EXERCISE: Scan the records for the string "Medicine", then copy each line that has it.
[RECORDS FOR THE EXERCISE — start]
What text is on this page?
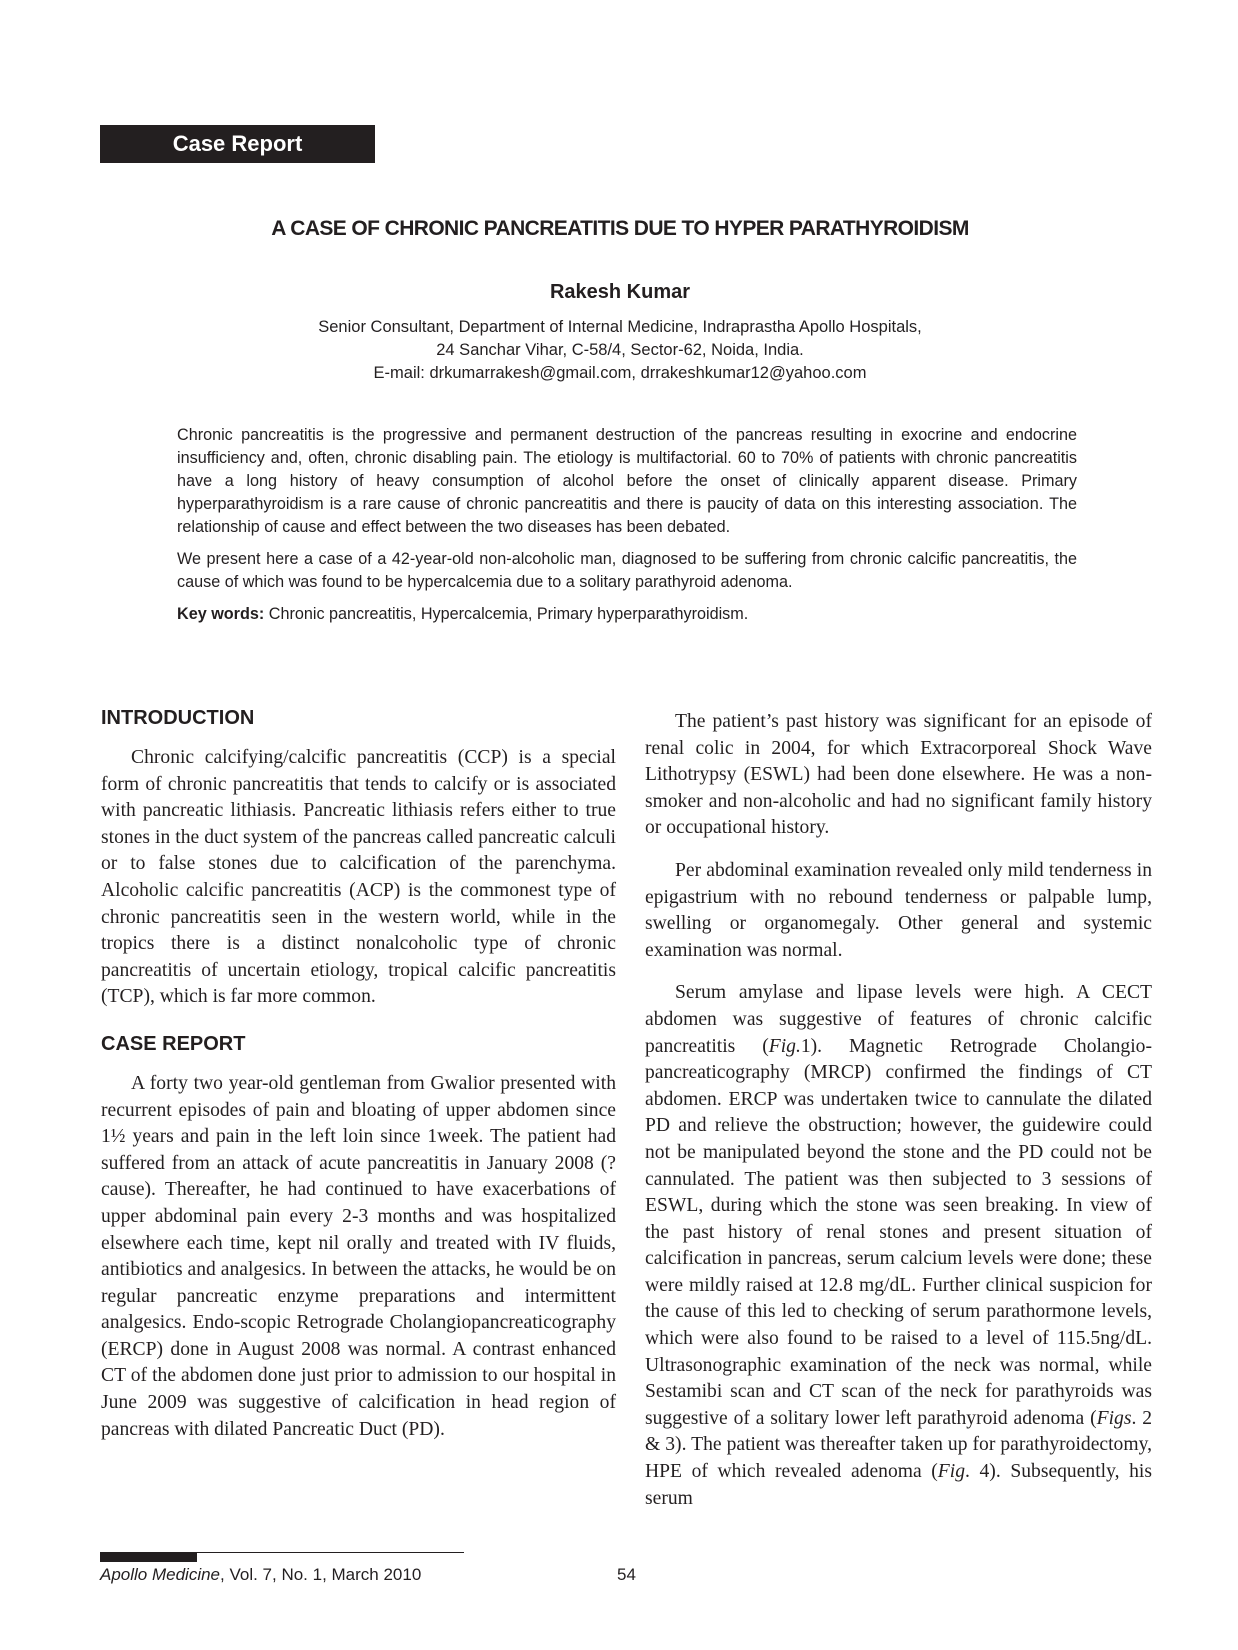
Case Report
A CASE OF CHRONIC PANCREATITIS DUE TO HYPER PARATHYROIDISM
Rakesh Kumar
Senior Consultant, Department of Internal Medicine, Indraprastha Apollo Hospitals,
24 Sanchar Vihar, C-58/4, Sector-62, Noida, India.
E-mail: drkumarrakesh@gmail.com, drrakeshkumar12@yahoo.com

Chronic pancreatitis is the progressive and permanent destruction of the pancreas resulting in exocrine and endocrine insufficiency and, often, chronic disabling pain. The etiology is multifactorial. 60 to 70% of patients with chronic pancreatitis have a long history of heavy consumption of alcohol before the onset of clinically apparent disease. Primary hyperparathyroidism is a rare cause of chronic pancreatitis and there is paucity of data on this interesting association. The relationship of cause and effect between the two diseases has been debated.

We present here a case of a 42-year-old non-alcoholic man, diagnosed to be suffering from chronic calcific pancreatitis, the cause of which was found to be hypercalcemia due to a solitary parathyroid adenoma.

Key words: Chronic pancreatitis, Hypercalcemia, Primary hyperparathyroidism.

INTRODUCTION

Chronic calcifying/calcific pancreatitis (CCP) is a special form of chronic pancreatitis that tends to calcify or is associated with pancreatic lithiasis. Pancreatic lithiasis refers either to true stones in the duct system of the pancreas called pancreatic calculi or to false stones due to calcification of the parenchyma. Alcoholic calcific pancreatitis (ACP) is the commonest type of chronic pancreatitis seen in the western world, while in the tropics there is a distinct nonalcoholic type of chronic pancreatitis of uncertain etiology, tropical calcific pancreatitis (TCP), which is far more common.

CASE REPORT

A forty two year-old gentleman from Gwalior presented with recurrent episodes of pain and bloating of upper abdomen since 1½ years and pain in the left loin since 1week. The patient had suffered from an attack of acute pancreatitis in January 2008 (?cause). Thereafter, he had continued to have exacerbations of upper abdominal pain every 2-3 months and was hospitalized elsewhere each time, kept nil orally and treated with IV fluids, antibiotics and analgesics. In between the attacks, he would be on regular pancreatic enzyme preparations and intermittent analgesics. Endo-scopic Retrograde Cholangiopancreaticography (ERCP) done in August 2008 was normal. A contrast enhanced CT of the abdomen done just prior to admission to our hospital in June 2009 was suggestive of calcification in head region of pancreas with dilated Pancreatic Duct (PD).

The patient’s past history was significant for an episode of renal colic in 2004, for which Extracorporeal Shock Wave Lithotrypsy (ESWL) had been done elsewhere. He was a non-smoker and non-alcoholic and had no significant family history or occupational history.

Per abdominal examination revealed only mild tenderness in epigastrium with no rebound tenderness or palpable lump, swelling or organomegaly. Other general and systemic examination was normal.

Serum amylase and lipase levels were high. A CECT abdomen was suggestive of features of chronic calcific pancreatitis (Fig.1). Magnetic Retrograde Cholangio-pancreaticography (MRCP) confirmed the findings of CT abdomen. ERCP was undertaken twice to cannulate the dilated PD and relieve the obstruction; however, the guidewire could not be manipulated beyond the stone and the PD could not be cannulated. The patient was then subjected to 3 sessions of ESWL, during which the stone was seen breaking. In view of the past history of renal stones and present situation of calcification in pancreas, serum calcium levels were done; these were mildly raised at 12.8 mg/dL. Further clinical suspicion for the cause of this led to checking of serum parathormone levels, which were also found to be raised to a level of 115.5ng/dL. Ultrasonographic examination of the neck was normal, while Sestamibi scan and CT scan of the neck for parathyroids was suggestive of a solitary lower left parathyroid adenoma (Figs. 2 & 3). The patient was thereafter taken up for parathyroidectomy, HPE of which revealed adenoma (Fig. 4). Subsequently, his serum

Apollo Medicine, Vol. 7, No. 1, March 2010	54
[RECORDS FOR THE EXERCISE — finish]
YOUR RESPONSE:
Senior Consultant, Department of Internal Medicine, Indraprastha Apollo Hospitals,
Apollo Medicine, Vol. 7, No. 1, March 2010	54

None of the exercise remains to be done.